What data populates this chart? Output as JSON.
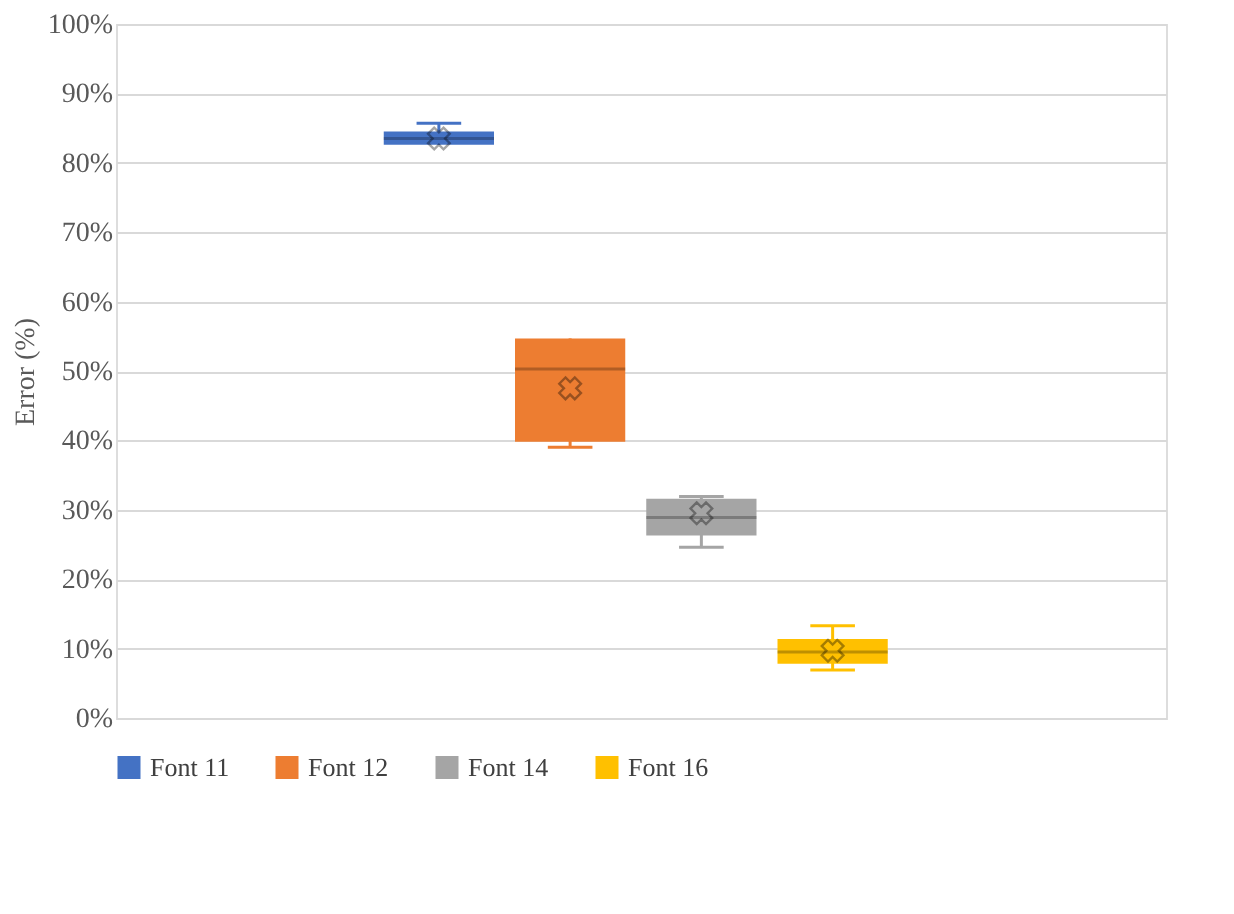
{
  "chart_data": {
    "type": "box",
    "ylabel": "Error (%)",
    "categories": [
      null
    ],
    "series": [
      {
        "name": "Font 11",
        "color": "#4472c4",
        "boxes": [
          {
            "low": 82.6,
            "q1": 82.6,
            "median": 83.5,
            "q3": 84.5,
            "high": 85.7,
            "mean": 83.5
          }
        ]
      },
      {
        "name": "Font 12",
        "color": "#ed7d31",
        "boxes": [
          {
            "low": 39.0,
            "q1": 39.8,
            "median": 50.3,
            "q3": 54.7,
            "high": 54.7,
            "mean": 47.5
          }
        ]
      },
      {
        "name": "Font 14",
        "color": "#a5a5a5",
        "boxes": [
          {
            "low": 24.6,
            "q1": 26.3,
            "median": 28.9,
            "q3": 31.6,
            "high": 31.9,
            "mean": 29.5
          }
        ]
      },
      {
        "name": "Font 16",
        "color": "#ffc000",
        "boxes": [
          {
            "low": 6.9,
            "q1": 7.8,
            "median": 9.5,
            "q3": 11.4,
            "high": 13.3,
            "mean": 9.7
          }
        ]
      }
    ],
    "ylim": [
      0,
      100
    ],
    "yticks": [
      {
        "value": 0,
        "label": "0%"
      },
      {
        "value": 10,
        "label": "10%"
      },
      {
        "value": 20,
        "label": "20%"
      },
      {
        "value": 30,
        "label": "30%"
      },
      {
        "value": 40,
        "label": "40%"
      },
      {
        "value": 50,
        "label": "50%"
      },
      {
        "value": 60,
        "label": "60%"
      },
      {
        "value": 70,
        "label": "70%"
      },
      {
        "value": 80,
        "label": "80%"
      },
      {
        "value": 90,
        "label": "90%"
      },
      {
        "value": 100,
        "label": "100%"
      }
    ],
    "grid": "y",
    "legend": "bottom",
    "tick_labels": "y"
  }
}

◆ What is asked ◆
Each entry above should be reproduced exactly, with the pictures removed.

◆ Written response ◆
What data populates this chart? Output as JSON.
{
  "chart_data": {
    "type": "box",
    "ylabel": "Error (%)",
    "categories": [
      null
    ],
    "series": [
      {
        "name": "Font 11",
        "color": "#4472c4",
        "boxes": [
          {
            "low": 82.6,
            "q1": 82.6,
            "median": 83.5,
            "q3": 84.5,
            "high": 85.7,
            "mean": 83.5
          }
        ]
      },
      {
        "name": "Font 12",
        "color": "#ed7d31",
        "boxes": [
          {
            "low": 39.0,
            "q1": 39.8,
            "median": 50.3,
            "q3": 54.7,
            "high": 54.7,
            "mean": 47.5
          }
        ]
      },
      {
        "name": "Font 14",
        "color": "#a5a5a5",
        "boxes": [
          {
            "low": 24.6,
            "q1": 26.3,
            "median": 28.9,
            "q3": 31.6,
            "high": 31.9,
            "mean": 29.5
          }
        ]
      },
      {
        "name": "Font 16",
        "color": "#ffc000",
        "boxes": [
          {
            "low": 6.9,
            "q1": 7.8,
            "median": 9.5,
            "q3": 11.4,
            "high": 13.3,
            "mean": 9.7
          }
        ]
      }
    ],
    "ylim": [
      0,
      100
    ],
    "yticks": [
      {
        "value": 0,
        "label": "0%"
      },
      {
        "value": 10,
        "label": "10%"
      },
      {
        "value": 20,
        "label": "20%"
      },
      {
        "value": 30,
        "label": "30%"
      },
      {
        "value": 40,
        "label": "40%"
      },
      {
        "value": 50,
        "label": "50%"
      },
      {
        "value": 60,
        "label": "60%"
      },
      {
        "value": 70,
        "label": "70%"
      },
      {
        "value": 80,
        "label": "80%"
      },
      {
        "value": 90,
        "label": "90%"
      },
      {
        "value": 100,
        "label": "100%"
      }
    ],
    "grid": "y",
    "legend": "bottom",
    "tick_labels": "y"
  }
}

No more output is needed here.